Requirements
Set all the material down again unchanged, without the pictures.

** Start Exercise material **

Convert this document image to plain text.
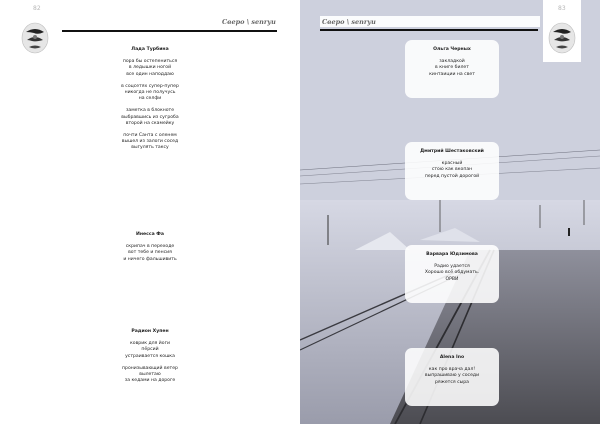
82
Свеpo \ senryu
Лада Турбина
пора бы остепениться
в ледышки ногой
все один наподдаю
в соцсетях супер-пупер
никогда не получусь
на селфи
заметка в блокноте
выбравшись из сугроба
второй на скамейку
почти Санта с оленем
вышел из залоги сосед
выгулять таксу
Инесса Фа
скрипач в переходе
вот тебе и пенсия
и ничего фальшивить
Радион Хупен
коврик для йоги
пёрсий
устраивается кошка
пронизывающий ветер
вылетаю
за кедами на дороге
83
Свеpo \ senryu
Ольга Черных
закладкой
в книге билет
кинтаиции на свет
Дмитрий Шестаковский
красный
стою как вкопан
перед пустой дорогой
Варвара Юдзимова
Радио удается
Хорошо всё обдумать.
ОРВИ
Alena Ino
как про врача дал!
выпрашиваю у соседи
ряжется сыра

** End Exercise material **

Result of this exercise
Convert this document image to plain text.
82
Свеpo \ senryu
Лада Турбина
пора бы остепениться
в ледышки ногой
все один наподдаю
в соцсетях супер-пупер
никогда не получусь
на селфи
заметка в блокноте
выбравшись из сугроба
второй на скамейку
почти Санта с оленем
вышел из залоги сосед
выгулять таксу
Инесса Фа
скрипач в переходе
вот тебе и пенсия
и ничего фальшивить
Радион Хупен
коврик для йоги
пёрсий
устраивается кошка
пронизывающий ветер
вылетаю
за кедами на дороге
83
Свеpo \ senryu
Ольга Черных
закладкой
в книге билет
кинтаиции на свет
Дмитрий Шестаковский
красный
стою как вкопан
перед пустой дорогой
Варвара Юдзимова
Радио удается
Хорошо всё обдумать.
ОРВИ
Alena Ino
как про врача дал!
выпрашиваю у соседи
ряжется сыра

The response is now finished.